Collected data entries:
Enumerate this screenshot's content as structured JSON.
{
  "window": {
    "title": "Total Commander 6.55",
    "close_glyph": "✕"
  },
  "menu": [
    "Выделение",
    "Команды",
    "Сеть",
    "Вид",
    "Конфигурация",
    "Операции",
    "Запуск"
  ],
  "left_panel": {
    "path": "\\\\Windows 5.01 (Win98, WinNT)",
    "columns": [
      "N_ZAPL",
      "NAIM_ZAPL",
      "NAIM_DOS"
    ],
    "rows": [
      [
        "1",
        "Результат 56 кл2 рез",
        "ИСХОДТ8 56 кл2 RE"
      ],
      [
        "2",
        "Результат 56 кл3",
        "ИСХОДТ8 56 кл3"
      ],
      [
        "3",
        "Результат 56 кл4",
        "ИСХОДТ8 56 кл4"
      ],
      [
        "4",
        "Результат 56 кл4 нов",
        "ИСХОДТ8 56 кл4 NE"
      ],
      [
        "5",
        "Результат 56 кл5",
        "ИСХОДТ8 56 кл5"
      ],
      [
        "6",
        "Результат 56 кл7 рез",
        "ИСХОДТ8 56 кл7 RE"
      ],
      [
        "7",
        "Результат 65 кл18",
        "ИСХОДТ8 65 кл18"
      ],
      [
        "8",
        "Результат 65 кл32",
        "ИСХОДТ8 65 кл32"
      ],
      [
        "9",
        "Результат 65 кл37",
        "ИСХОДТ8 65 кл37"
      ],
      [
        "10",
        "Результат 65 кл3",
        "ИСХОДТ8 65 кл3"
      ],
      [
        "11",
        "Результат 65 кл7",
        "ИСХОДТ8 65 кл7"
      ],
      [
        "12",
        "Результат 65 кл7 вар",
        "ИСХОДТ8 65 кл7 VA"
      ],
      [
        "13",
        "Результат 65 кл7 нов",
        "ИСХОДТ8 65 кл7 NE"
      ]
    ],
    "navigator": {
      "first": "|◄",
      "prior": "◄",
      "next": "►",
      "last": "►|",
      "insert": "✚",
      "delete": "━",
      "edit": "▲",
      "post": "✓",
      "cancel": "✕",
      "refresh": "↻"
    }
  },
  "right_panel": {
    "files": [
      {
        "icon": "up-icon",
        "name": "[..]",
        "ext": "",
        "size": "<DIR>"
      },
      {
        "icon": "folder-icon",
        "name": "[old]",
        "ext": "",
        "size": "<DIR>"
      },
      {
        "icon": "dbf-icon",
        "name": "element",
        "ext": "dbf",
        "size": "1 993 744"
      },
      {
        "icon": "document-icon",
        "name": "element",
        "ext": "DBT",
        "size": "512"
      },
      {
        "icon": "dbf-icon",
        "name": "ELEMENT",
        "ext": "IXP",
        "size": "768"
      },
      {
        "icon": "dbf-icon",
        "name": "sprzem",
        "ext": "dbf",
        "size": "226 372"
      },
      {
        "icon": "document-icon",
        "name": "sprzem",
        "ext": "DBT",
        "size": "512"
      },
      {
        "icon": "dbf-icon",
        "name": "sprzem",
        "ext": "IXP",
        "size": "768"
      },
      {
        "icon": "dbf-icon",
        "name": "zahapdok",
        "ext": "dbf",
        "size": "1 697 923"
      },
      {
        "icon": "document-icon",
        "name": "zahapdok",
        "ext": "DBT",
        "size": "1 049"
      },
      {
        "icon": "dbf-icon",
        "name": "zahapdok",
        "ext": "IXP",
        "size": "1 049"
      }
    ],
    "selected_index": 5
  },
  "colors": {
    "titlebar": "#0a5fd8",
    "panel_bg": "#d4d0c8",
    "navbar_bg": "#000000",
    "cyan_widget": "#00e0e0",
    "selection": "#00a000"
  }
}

• **WHAT IS REQUIRED**:
Using the data above, output each line exactly.

• **RESULT FOR THIS TASK**:
Enumerate this screenshot's content as structured JSON.
{
  "window": {
    "title": "Total Commander 6.55",
    "close_glyph": "✕"
  },
  "menu": [
    "Выделение",
    "Команды",
    "Сеть",
    "Вид",
    "Конфигурация",
    "Операции",
    "Запуск"
  ],
  "left_panel": {
    "path": "\\\\Windows 5.01 (Win98, WinNT)",
    "columns": [
      "N_ZAPL",
      "NAIM_ZAPL",
      "NAIM_DOS"
    ],
    "rows": [
      [
        "1",
        "Результат 56 кл2 рез",
        "ИСХОДТ8 56 кл2 RE"
      ],
      [
        "2",
        "Результат 56 кл3",
        "ИСХОДТ8 56 кл3"
      ],
      [
        "3",
        "Результат 56 кл4",
        "ИСХОДТ8 56 кл4"
      ],
      [
        "4",
        "Результат 56 кл4 нов",
        "ИСХОДТ8 56 кл4 NE"
      ],
      [
        "5",
        "Результат 56 кл5",
        "ИСХОДТ8 56 кл5"
      ],
      [
        "6",
        "Результат 56 кл7 рез",
        "ИСХОДТ8 56 кл7 RE"
      ],
      [
        "7",
        "Результат 65 кл18",
        "ИСХОДТ8 65 кл18"
      ],
      [
        "8",
        "Результат 65 кл32",
        "ИСХОДТ8 65 кл32"
      ],
      [
        "9",
        "Результат 65 кл37",
        "ИСХОДТ8 65 кл37"
      ],
      [
        "10",
        "Результат 65 кл3",
        "ИСХОДТ8 65 кл3"
      ],
      [
        "11",
        "Результат 65 кл7",
        "ИСХОДТ8 65 кл7"
      ],
      [
        "12",
        "Результат 65 кл7 вар",
        "ИСХОДТ8 65 кл7 VA"
      ],
      [
        "13",
        "Результат 65 кл7 нов",
        "ИСХОДТ8 65 кл7 NE"
      ]
    ],
    "navigator": {
      "first": "|◄",
      "prior": "◄",
      "next": "►",
      "last": "►|",
      "insert": "✚",
      "delete": "━",
      "edit": "▲",
      "post": "✓",
      "cancel": "✕",
      "refresh": "↻"
    }
  },
  "right_panel": {
    "files": [
      {
        "icon": "up-icon",
        "name": "[..]",
        "ext": "",
        "size": "<DIR>"
      },
      {
        "icon": "folder-icon",
        "name": "[old]",
        "ext": "",
        "size": "<DIR>"
      },
      {
        "icon": "dbf-icon",
        "name": "element",
        "ext": "dbf",
        "size": "1 993 744"
      },
      {
        "icon": "document-icon",
        "name": "element",
        "ext": "DBT",
        "size": "512"
      },
      {
        "icon": "dbf-icon",
        "name": "ELEMENT",
        "ext": "IXP",
        "size": "768"
      },
      {
        "icon": "dbf-icon",
        "name": "sprzem",
        "ext": "dbf",
        "size": "226 372"
      },
      {
        "icon": "document-icon",
        "name": "sprzem",
        "ext": "DBT",
        "size": "512"
      },
      {
        "icon": "dbf-icon",
        "name": "sprzem",
        "ext": "IXP",
        "size": "768"
      },
      {
        "icon": "dbf-icon",
        "name": "zahapdok",
        "ext": "dbf",
        "size": "1 697 923"
      },
      {
        "icon": "document-icon",
        "name": "zahapdok",
        "ext": "DBT",
        "size": "1 049"
      },
      {
        "icon": "dbf-icon",
        "name": "zahapdok",
        "ext": "IXP",
        "size": "1 049"
      }
    ],
    "selected_index": 5
  },
  "colors": {
    "titlebar": "#0a5fd8",
    "panel_bg": "#d4d0c8",
    "navbar_bg": "#000000",
    "cyan_widget": "#00e0e0",
    "selection": "#00a000"
  }
}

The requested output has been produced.